> [Exercise materials]
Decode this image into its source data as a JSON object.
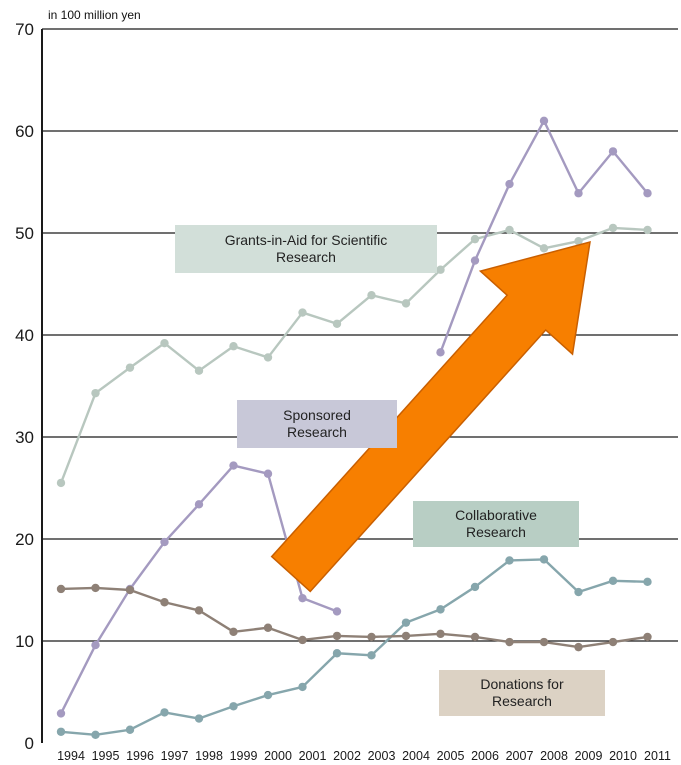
{
  "chart_data": {
    "type": "line",
    "unit_label": "in 100 million yen",
    "categories": [
      "1994",
      "1995",
      "1996",
      "1997",
      "1998",
      "1999",
      "2000",
      "2001",
      "2002",
      "2003",
      "2004",
      "2005",
      "2006",
      "2007",
      "2008",
      "2009",
      "2010",
      "2011"
    ],
    "ylim": [
      0,
      70
    ],
    "y_ticks": [
      "0",
      "10",
      "20",
      "30",
      "40",
      "50",
      "60",
      "70"
    ],
    "grid": true,
    "series": [
      {
        "name": "Grants-in-Aid for Scientific Research",
        "color": "#b8c7bf",
        "values": [
          25.5,
          34.3,
          36.8,
          39.2,
          36.5,
          38.9,
          37.8,
          42.2,
          41.1,
          43.9,
          43.1,
          46.4,
          49.4,
          50.3,
          48.5,
          49.2,
          50.5,
          50.3
        ]
      },
      {
        "name": "Sponsored Research",
        "color": "#a49ac0",
        "values": [
          2.9,
          9.6,
          15.1,
          19.7,
          23.4,
          27.2,
          26.4,
          14.2,
          12.9,
          null,
          null,
          38.3,
          47.3,
          54.8,
          61.0,
          53.9,
          58.0,
          53.9
        ]
      },
      {
        "name": "Collaborative Research",
        "color": "#86a6ac",
        "values": [
          1.1,
          0.8,
          1.3,
          3.0,
          2.4,
          3.6,
          4.7,
          5.5,
          8.8,
          8.6,
          11.8,
          13.1,
          15.3,
          17.9,
          18.0,
          14.8,
          15.9,
          15.8
        ]
      },
      {
        "name": "Donations for Research",
        "color": "#8e8076",
        "values": [
          15.1,
          15.2,
          15.0,
          13.8,
          13.0,
          10.9,
          11.3,
          10.1,
          10.5,
          10.4,
          10.5,
          10.7,
          10.4,
          9.9,
          9.9,
          9.4,
          9.9,
          10.4
        ]
      }
    ],
    "labels": [
      {
        "text": "Grants-in-Aid for Scientific\nResearch",
        "bg": "#d2dfd9"
      },
      {
        "text": "Sponsored\nResearch",
        "bg": "#c8c8d8"
      },
      {
        "text": "Collaborative\nResearch",
        "bg": "#b8cec4"
      },
      {
        "text": "Donations for\nResearch",
        "bg": "#dcd2c4"
      }
    ],
    "arrow_color": "#f77f00"
  }
}
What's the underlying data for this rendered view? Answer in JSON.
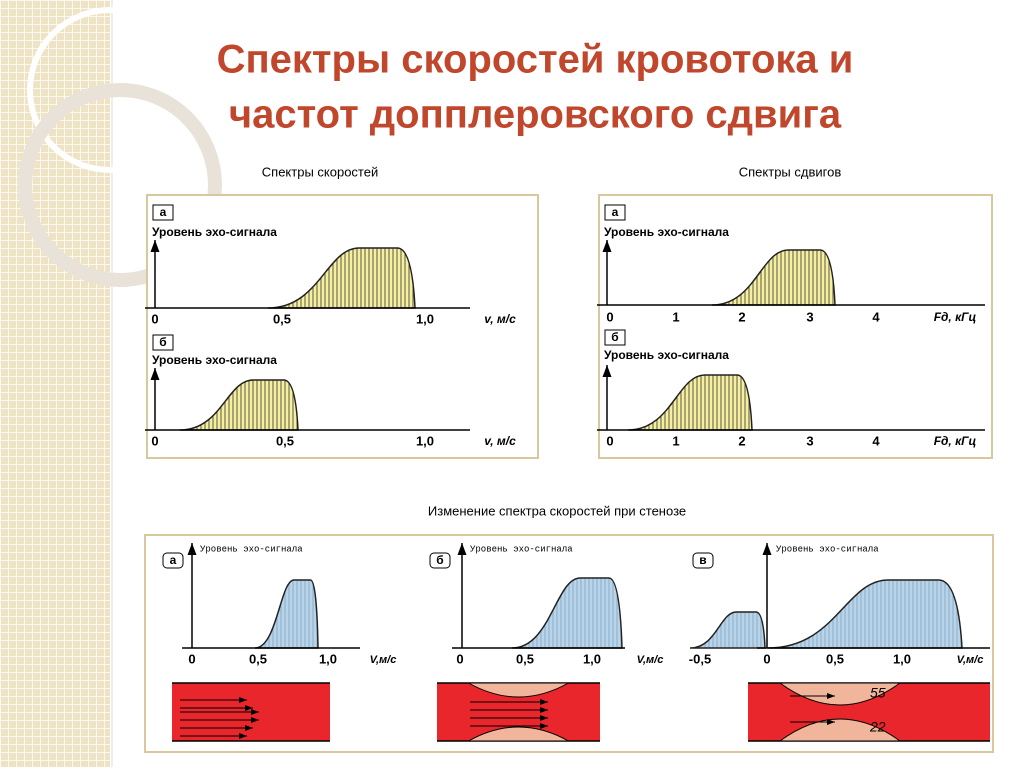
{
  "title": {
    "line1": "Спектры скоростей кровотока и",
    "line2": "частот допплеровского сдвига"
  },
  "speed": {
    "caption": "Спектры скоростей",
    "plots": [
      {
        "letter": "а",
        "ylabel": "Уровень эхо-сигнала",
        "ticks": [
          "0",
          "0,5",
          "1,0"
        ],
        "xlabel": "v, м/с"
      },
      {
        "letter": "б",
        "ylabel": "Уровень эхо-сигнала",
        "ticks": [
          "0",
          "0,5",
          "1,0"
        ],
        "xlabel": "v, м/с"
      }
    ]
  },
  "shift": {
    "caption": "Спектры сдвигов",
    "plots": [
      {
        "letter": "а",
        "ylabel": "Уровень эхо-сигнала",
        "ticks": [
          "0",
          "1",
          "2",
          "3",
          "4"
        ],
        "xlabel": "Fд, кГц"
      },
      {
        "letter": "б",
        "ylabel": "Уровень эхо-сигнала",
        "ticks": [
          "0",
          "1",
          "2",
          "3",
          "4"
        ],
        "xlabel": "Fд, кГц"
      }
    ]
  },
  "stenosis": {
    "caption": "Изменение спектра скоростей при стенозе",
    "plots": [
      {
        "letter": "а",
        "ylabel": "Уровень эхо-сигнала",
        "ticks": [
          "0",
          "0,5",
          "1,0"
        ],
        "xlabel": "V,м/с"
      },
      {
        "letter": "б",
        "ylabel": "Уровень эхо-сигнала",
        "ticks": [
          "0",
          "0,5",
          "1,0"
        ],
        "xlabel": "V,м/с"
      },
      {
        "letter": "в",
        "ylabel": "Уровень эхо-сигнала",
        "ticks": [
          "-0,5",
          "0",
          "0,5",
          "1,0"
        ],
        "xlabel": "V,м/с"
      }
    ],
    "annotations": [
      "55",
      "22"
    ]
  }
}
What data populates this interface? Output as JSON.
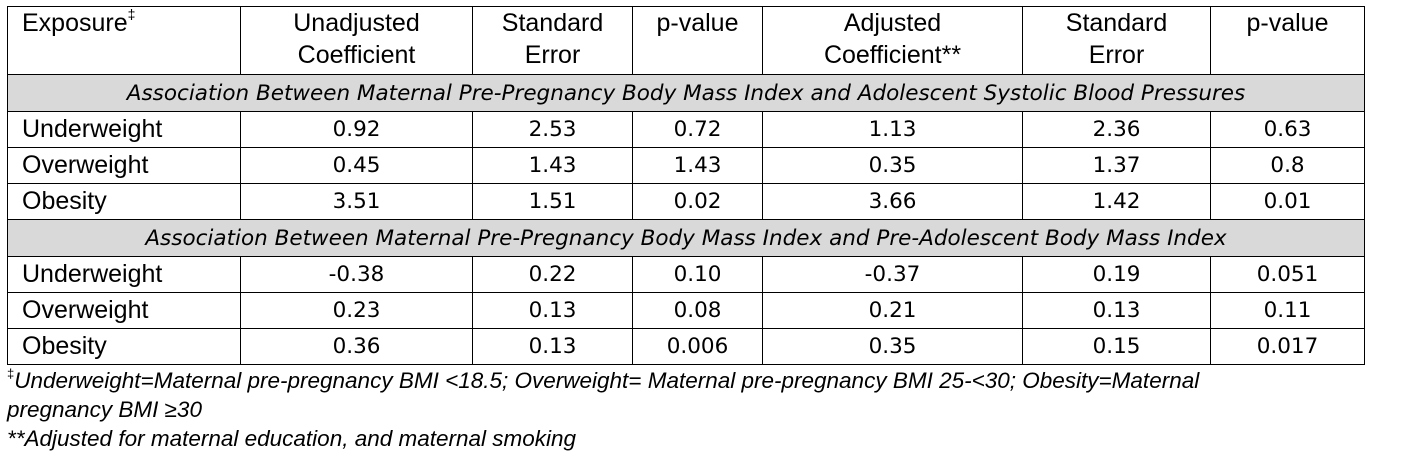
{
  "table": {
    "headers": [
      {
        "text": "Exposure",
        "sup": "‡"
      },
      {
        "line1": "Unadjusted",
        "line2": "Coefficient"
      },
      {
        "line1": "Standard",
        "line2": "Error"
      },
      {
        "line1": "p-value",
        "line2": ""
      },
      {
        "line1": "Adjusted",
        "line2": "Coefficient**"
      },
      {
        "line1": "Standard",
        "line2": "Error"
      },
      {
        "line1": "p-value",
        "line2": ""
      }
    ],
    "sections": [
      {
        "title": "Association Between Maternal Pre-Pregnancy Body Mass Index and Adolescent Systolic Blood Pressures",
        "rows": [
          [
            "Underweight",
            "0.92",
            "2.53",
            "0.72",
            "1.13",
            "2.36",
            "0.63"
          ],
          [
            "Overweight",
            "0.45",
            "1.43",
            "1.43",
            "0.35",
            "1.37",
            "0.8"
          ],
          [
            "Obesity",
            "3.51",
            "1.51",
            "0.02",
            "3.66",
            "1.42",
            "0.01"
          ]
        ]
      },
      {
        "title": "Association Between Maternal Pre-Pregnancy Body Mass Index and Pre-Adolescent Body Mass Index",
        "rows": [
          [
            "Underweight",
            "-0.38",
            "0.22",
            "0.10",
            "-0.37",
            "0.19",
            "0.051"
          ],
          [
            "Overweight",
            "0.23",
            "0.13",
            "0.08",
            "0.21",
            "0.13",
            "0.11"
          ],
          [
            "Obesity",
            "0.36",
            "0.13",
            "0.006",
            "0.35",
            "0.15",
            "0.017"
          ]
        ]
      }
    ]
  },
  "footnotes": {
    "first_mark": "‡",
    "first_text_line1": "Underweight=Maternal pre-pregnancy BMI <18.5; Overweight= Maternal pre-pregnancy BMI 25-<30; Obesity=Maternal",
    "first_text_line2": "pregnancy BMI ≥30",
    "second_text": "**Adjusted for maternal education, and maternal smoking"
  }
}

> [Goal of the exercise] Output the data above without changes, apart from leaving out the pictures.

> [Result for this exercise]
Decode this image into its source data as a JSON object.
{
  "chart_data": {
    "type": "line",
    "unit_label": "in 100 million yen",
    "categories": [
      "1994",
      "1995",
      "1996",
      "1997",
      "1998",
      "1999",
      "2000",
      "2001",
      "2002",
      "2003",
      "2004",
      "2005",
      "2006",
      "2007",
      "2008",
      "2009",
      "2010",
      "2011"
    ],
    "ylim": [
      0,
      70
    ],
    "y_ticks": [
      "0",
      "10",
      "20",
      "30",
      "40",
      "50",
      "60",
      "70"
    ],
    "grid": true,
    "series": [
      {
        "name": "Grants-in-Aid for Scientific Research",
        "color": "#b8c7bf",
        "values": [
          25.5,
          34.3,
          36.8,
          39.2,
          36.5,
          38.9,
          37.8,
          42.2,
          41.1,
          43.9,
          43.1,
          46.4,
          49.4,
          50.3,
          48.5,
          49.2,
          50.5,
          50.3
        ]
      },
      {
        "name": "Sponsored Research",
        "color": "#a49ac0",
        "values": [
          2.9,
          9.6,
          15.1,
          19.7,
          23.4,
          27.2,
          26.4,
          14.2,
          12.9,
          null,
          null,
          38.3,
          47.3,
          54.8,
          61.0,
          53.9,
          58.0,
          53.9
        ]
      },
      {
        "name": "Collaborative Research",
        "color": "#86a6ac",
        "values": [
          1.1,
          0.8,
          1.3,
          3.0,
          2.4,
          3.6,
          4.7,
          5.5,
          8.8,
          8.6,
          11.8,
          13.1,
          15.3,
          17.9,
          18.0,
          14.8,
          15.9,
          15.8
        ]
      },
      {
        "name": "Donations for Research",
        "color": "#8e8076",
        "values": [
          15.1,
          15.2,
          15.0,
          13.8,
          13.0,
          10.9,
          11.3,
          10.1,
          10.5,
          10.4,
          10.5,
          10.7,
          10.4,
          9.9,
          9.9,
          9.4,
          9.9,
          10.4
        ]
      }
    ],
    "labels": [
      {
        "text": "Grants-in-Aid for Scientific\nResearch",
        "bg": "#d2dfd9"
      },
      {
        "text": "Sponsored\nResearch",
        "bg": "#c8c8d8"
      },
      {
        "text": "Collaborative\nResearch",
        "bg": "#b8cec4"
      },
      {
        "text": "Donations for\nResearch",
        "bg": "#dcd2c4"
      }
    ],
    "arrow_color": "#f77f00"
  }
}
What's the underlying data for this rendered view? Answer in JSON.
{
  "title": {
    "line1": "Спектры скоростей кровотока и",
    "line2": "частот допплеровского сдвига"
  },
  "speed": {
    "caption": "Спектры скоростей",
    "plots": [
      {
        "letter": "а",
        "ylabel": "Уровень эхо-сигнала",
        "ticks": [
          "0",
          "0,5",
          "1,0"
        ],
        "xlabel": "v, м/с"
      },
      {
        "letter": "б",
        "ylabel": "Уровень эхо-сигнала",
        "ticks": [
          "0",
          "0,5",
          "1,0"
        ],
        "xlabel": "v, м/с"
      }
    ]
  },
  "shift": {
    "caption": "Спектры сдвигов",
    "plots": [
      {
        "letter": "а",
        "ylabel": "Уровень эхо-сигнала",
        "ticks": [
          "0",
          "1",
          "2",
          "3",
          "4"
        ],
        "xlabel": "Fд, кГц"
      },
      {
        "letter": "б",
        "ylabel": "Уровень эхо-сигнала",
        "ticks": [
          "0",
          "1",
          "2",
          "3",
          "4"
        ],
        "xlabel": "Fд, кГц"
      }
    ]
  },
  "stenosis": {
    "caption": "Изменение спектра скоростей при стенозе",
    "plots": [
      {
        "letter": "а",
        "ylabel": "Уровень эхо-сигнала",
        "ticks": [
          "0",
          "0,5",
          "1,0"
        ],
        "xlabel": "V,м/с"
      },
      {
        "letter": "б",
        "ylabel": "Уровень эхо-сигнала",
        "ticks": [
          "0",
          "0,5",
          "1,0"
        ],
        "xlabel": "V,м/с"
      },
      {
        "letter": "в",
        "ylabel": "Уровень эхо-сигнала",
        "ticks": [
          "-0,5",
          "0",
          "0,5",
          "1,0"
        ],
        "xlabel": "V,м/с"
      }
    ],
    "annotations": [
      "55",
      "22"
    ]
  }
}
What data populates this interface? Output as JSON.
{
  "table": {
    "headers": [
      {
        "text": "Exposure",
        "sup": "‡"
      },
      {
        "line1": "Unadjusted",
        "line2": "Coefficient"
      },
      {
        "line1": "Standard",
        "line2": "Error"
      },
      {
        "line1": "p-value",
        "line2": ""
      },
      {
        "line1": "Adjusted",
        "line2": "Coefficient**"
      },
      {
        "line1": "Standard",
        "line2": "Error"
      },
      {
        "line1": "p-value",
        "line2": ""
      }
    ],
    "sections": [
      {
        "title": "Association Between Maternal Pre-Pregnancy Body Mass Index and Adolescent Systolic Blood Pressures",
        "rows": [
          [
            "Underweight",
            "0.92",
            "2.53",
            "0.72",
            "1.13",
            "2.36",
            "0.63"
          ],
          [
            "Overweight",
            "0.45",
            "1.43",
            "1.43",
            "0.35",
            "1.37",
            "0.8"
          ],
          [
            "Obesity",
            "3.51",
            "1.51",
            "0.02",
            "3.66",
            "1.42",
            "0.01"
          ]
        ]
      },
      {
        "title": "Association Between Maternal Pre-Pregnancy Body Mass Index and Pre-Adolescent Body Mass Index",
        "rows": [
          [
            "Underweight",
            "-0.38",
            "0.22",
            "0.10",
            "-0.37",
            "0.19",
            "0.051"
          ],
          [
            "Overweight",
            "0.23",
            "0.13",
            "0.08",
            "0.21",
            "0.13",
            "0.11"
          ],
          [
            "Obesity",
            "0.36",
            "0.13",
            "0.006",
            "0.35",
            "0.15",
            "0.017"
          ]
        ]
      }
    ]
  },
  "footnotes": {
    "first_mark": "‡",
    "first_text_line1": "Underweight=Maternal pre-pregnancy BMI <18.5; Overweight= Maternal pre-pregnancy BMI 25-<30; Obesity=Maternal",
    "first_text_line2": "pregnancy BMI ≥30",
    "second_text": "**Adjusted for maternal education, and maternal smoking"
  }
}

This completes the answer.